MATERIAL FOR THE TASK -
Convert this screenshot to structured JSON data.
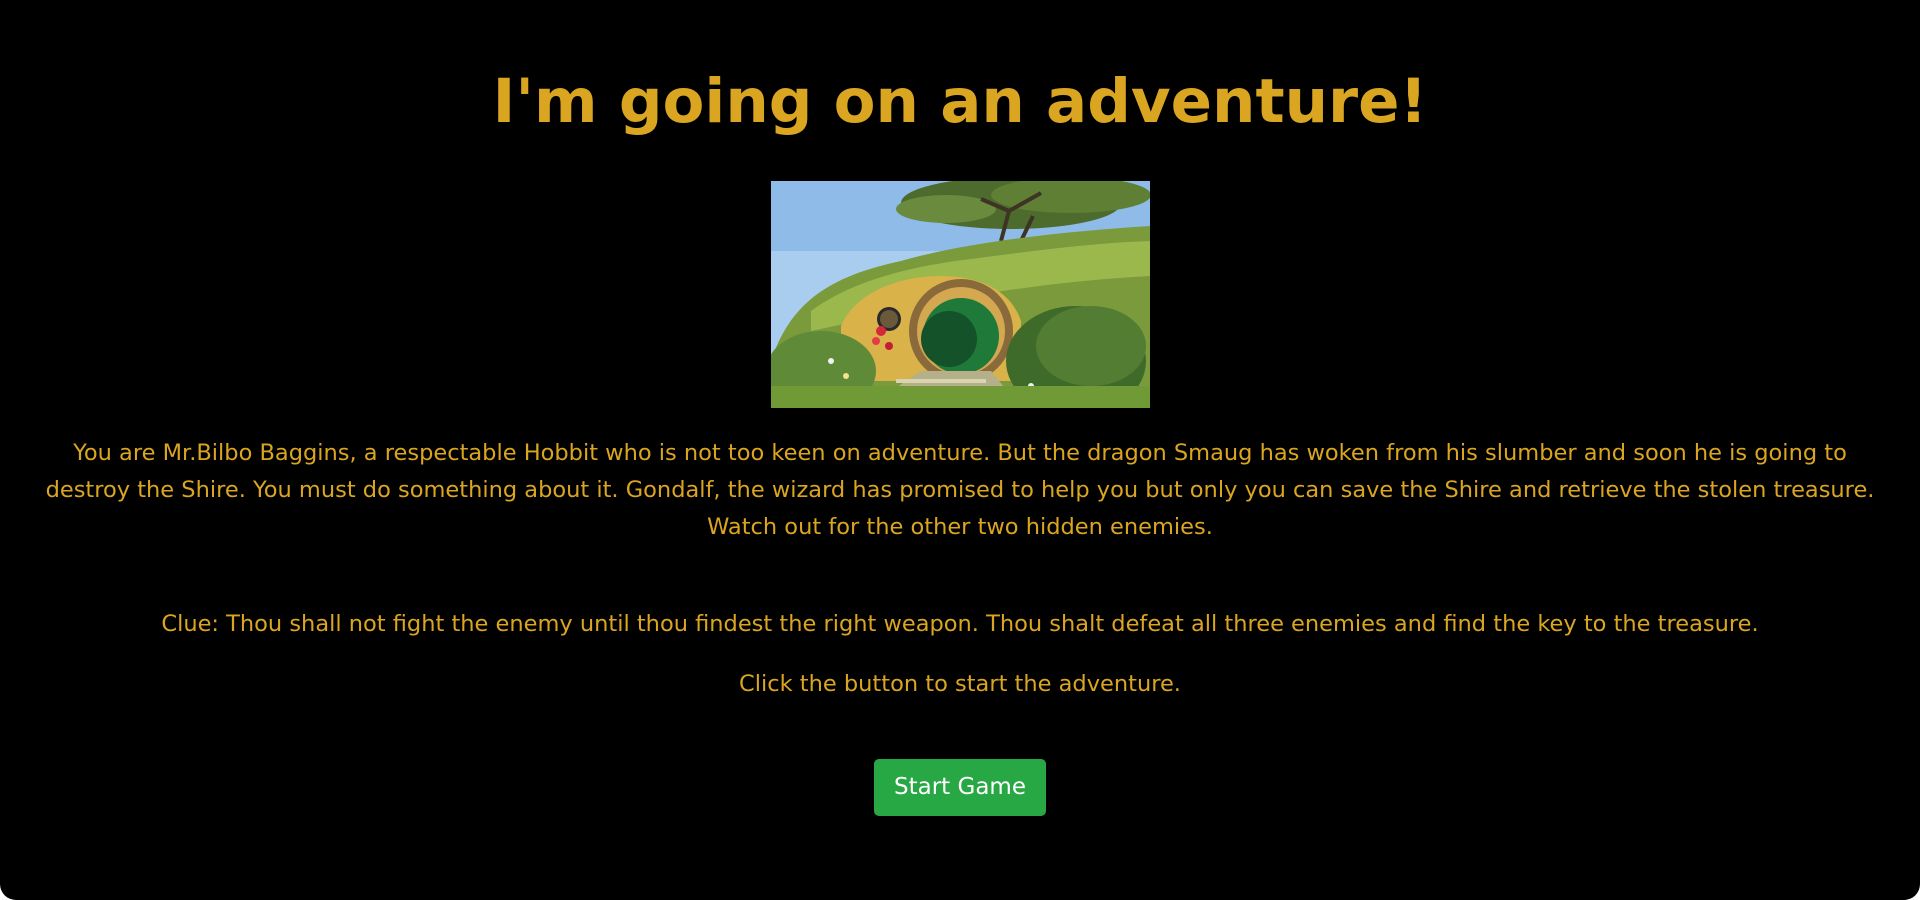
{
  "page": {
    "title": "I'm going on an adventure!",
    "hero_image": {
      "description_icon": "hobbit-hole-illustration"
    },
    "intro_text": "You are Mr.Bilbo Baggins, a respectable Hobbit who is not too keen on adventure. But the dragon Smaug has woken from his slumber and soon he is going to destroy the Shire. You must do something about it. Gondalf, the wizard has promised to help you but only you can save the Shire and retrieve the stolen treasure. Watch out for the other two hidden enemies.",
    "clue_text": "Clue: Thou shall not fight the enemy until thou findest the right weapon. Thou shalt defeat all three enemies and find the key to the treasure.",
    "prompt_text": "Click the button to start the adventure.",
    "start_button_label": "Start Game"
  },
  "colors": {
    "background": "#000000",
    "text_gold": "#daa520",
    "button_green": "#28a745",
    "button_text": "#ffffff"
  }
}
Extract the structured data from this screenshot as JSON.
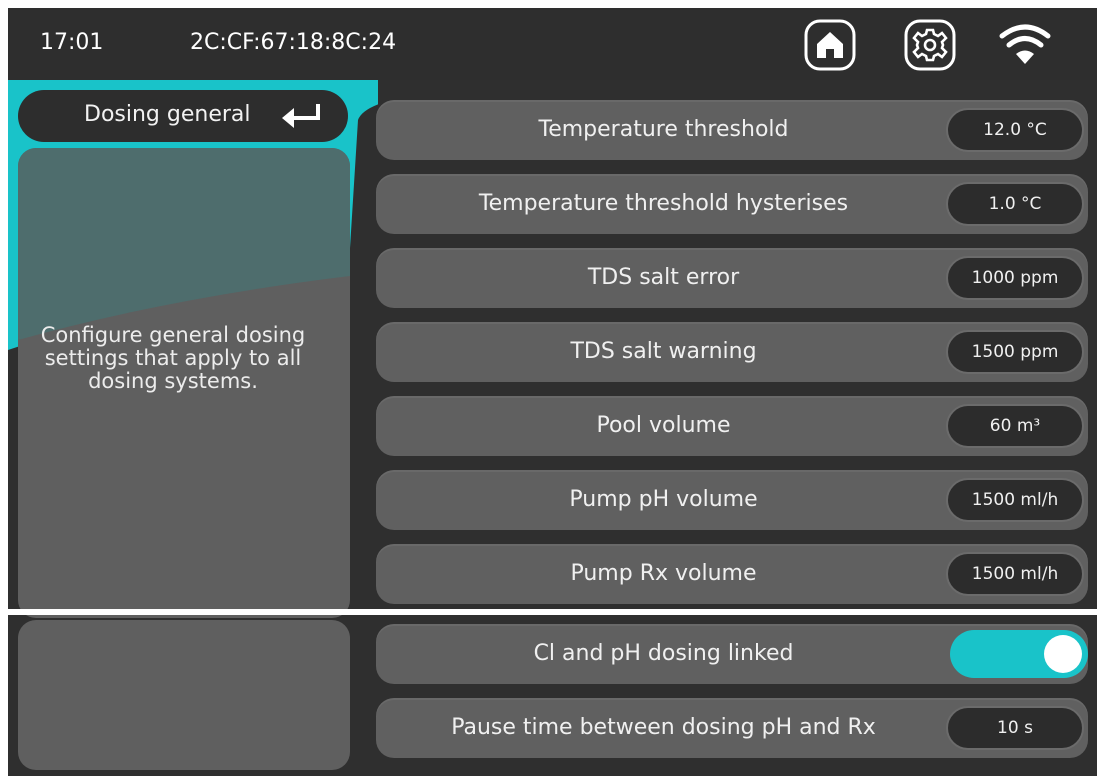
{
  "status_bar": {
    "time": "17:01",
    "mac_address": "2C:CF:67:18:8C:24",
    "icons": [
      "home-icon",
      "gear-icon",
      "wifi-icon"
    ]
  },
  "section": {
    "title": "Dosing general",
    "back_icon": "return-arrow-icon",
    "description": "Configure general dosing settings that apply to all dosing systems."
  },
  "settings": [
    {
      "label": "Temperature threshold",
      "value": "12.0 °C"
    },
    {
      "label": "Temperature threshold hysterises",
      "value": "1.0 °C"
    },
    {
      "label": "TDS salt error",
      "value": "1000 ppm"
    },
    {
      "label": "TDS salt warning",
      "value": "1500 ppm"
    },
    {
      "label": "Pool volume",
      "value": "60 m³"
    },
    {
      "label": "Pump pH volume",
      "value": "1500 ml/h"
    },
    {
      "label": "Pump Rx volume",
      "value": "1500 ml/h"
    },
    {
      "label": "Cl and pH dosing linked",
      "toggle_on": true
    },
    {
      "label": "Pause time between dosing pH and Rx",
      "value": "10 s"
    }
  ],
  "colors": {
    "accent": "#19c3c9",
    "background": "#2f2f2f",
    "row": "#606060",
    "pill": "#2c2c2c"
  }
}
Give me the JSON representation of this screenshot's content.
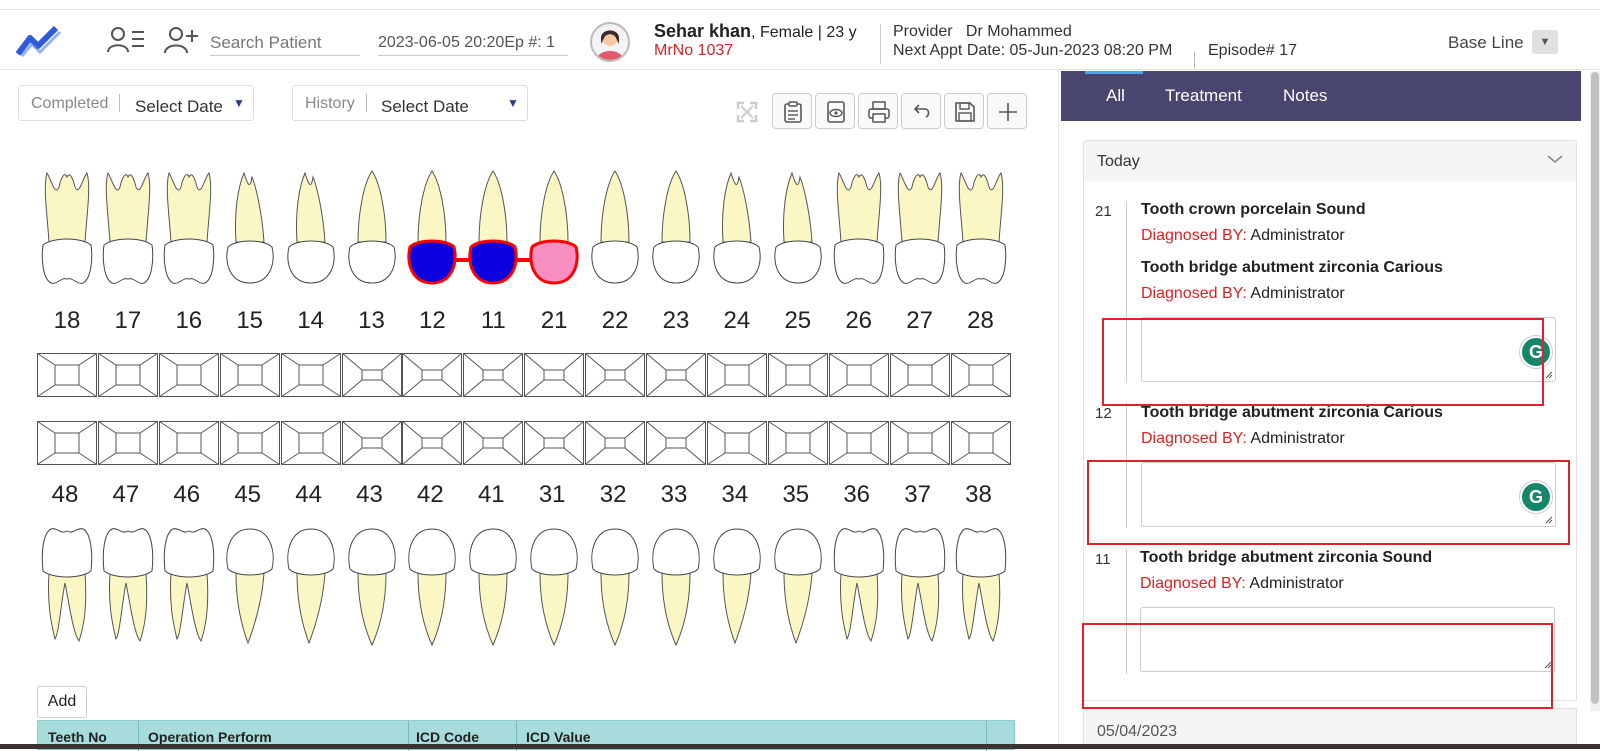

TASK STATEMENT - Copy each line that holds the word "Temperature".

REPLY -
      "label": "Temperature threshold",
      "label": "Temperature threshold hysterises",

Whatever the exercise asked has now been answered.